(Data excerpts)
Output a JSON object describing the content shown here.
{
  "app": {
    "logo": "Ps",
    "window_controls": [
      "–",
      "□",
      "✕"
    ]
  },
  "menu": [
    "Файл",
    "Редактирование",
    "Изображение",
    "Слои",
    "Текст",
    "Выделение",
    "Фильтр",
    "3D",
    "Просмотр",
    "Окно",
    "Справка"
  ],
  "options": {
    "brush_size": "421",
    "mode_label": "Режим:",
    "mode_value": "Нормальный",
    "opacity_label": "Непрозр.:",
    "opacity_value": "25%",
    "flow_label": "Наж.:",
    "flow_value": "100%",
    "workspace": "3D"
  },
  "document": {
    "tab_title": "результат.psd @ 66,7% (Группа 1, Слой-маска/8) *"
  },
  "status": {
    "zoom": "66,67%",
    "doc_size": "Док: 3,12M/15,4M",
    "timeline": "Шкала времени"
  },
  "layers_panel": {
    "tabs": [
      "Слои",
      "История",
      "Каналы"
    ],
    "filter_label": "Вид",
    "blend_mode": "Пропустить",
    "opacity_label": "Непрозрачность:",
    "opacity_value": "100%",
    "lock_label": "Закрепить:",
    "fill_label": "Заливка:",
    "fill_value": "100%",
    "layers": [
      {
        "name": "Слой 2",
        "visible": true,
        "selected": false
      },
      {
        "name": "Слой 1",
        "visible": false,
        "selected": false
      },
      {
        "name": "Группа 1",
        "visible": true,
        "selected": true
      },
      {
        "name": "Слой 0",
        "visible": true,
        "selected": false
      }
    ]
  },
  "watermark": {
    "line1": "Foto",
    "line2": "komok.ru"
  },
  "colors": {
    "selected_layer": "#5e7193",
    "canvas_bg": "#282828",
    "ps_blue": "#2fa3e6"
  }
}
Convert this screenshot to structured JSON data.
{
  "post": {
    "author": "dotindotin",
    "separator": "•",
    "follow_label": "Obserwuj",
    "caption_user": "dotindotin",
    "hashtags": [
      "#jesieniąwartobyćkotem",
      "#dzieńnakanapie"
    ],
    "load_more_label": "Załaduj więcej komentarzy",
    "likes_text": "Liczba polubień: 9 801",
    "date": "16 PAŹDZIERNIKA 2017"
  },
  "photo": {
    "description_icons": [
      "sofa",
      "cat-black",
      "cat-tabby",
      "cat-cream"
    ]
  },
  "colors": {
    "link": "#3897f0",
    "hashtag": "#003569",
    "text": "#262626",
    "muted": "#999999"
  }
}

[Stated exercise] Reply with the number of lines in the data that include the string "dotindotin" and nothing else.

[Written answer] 2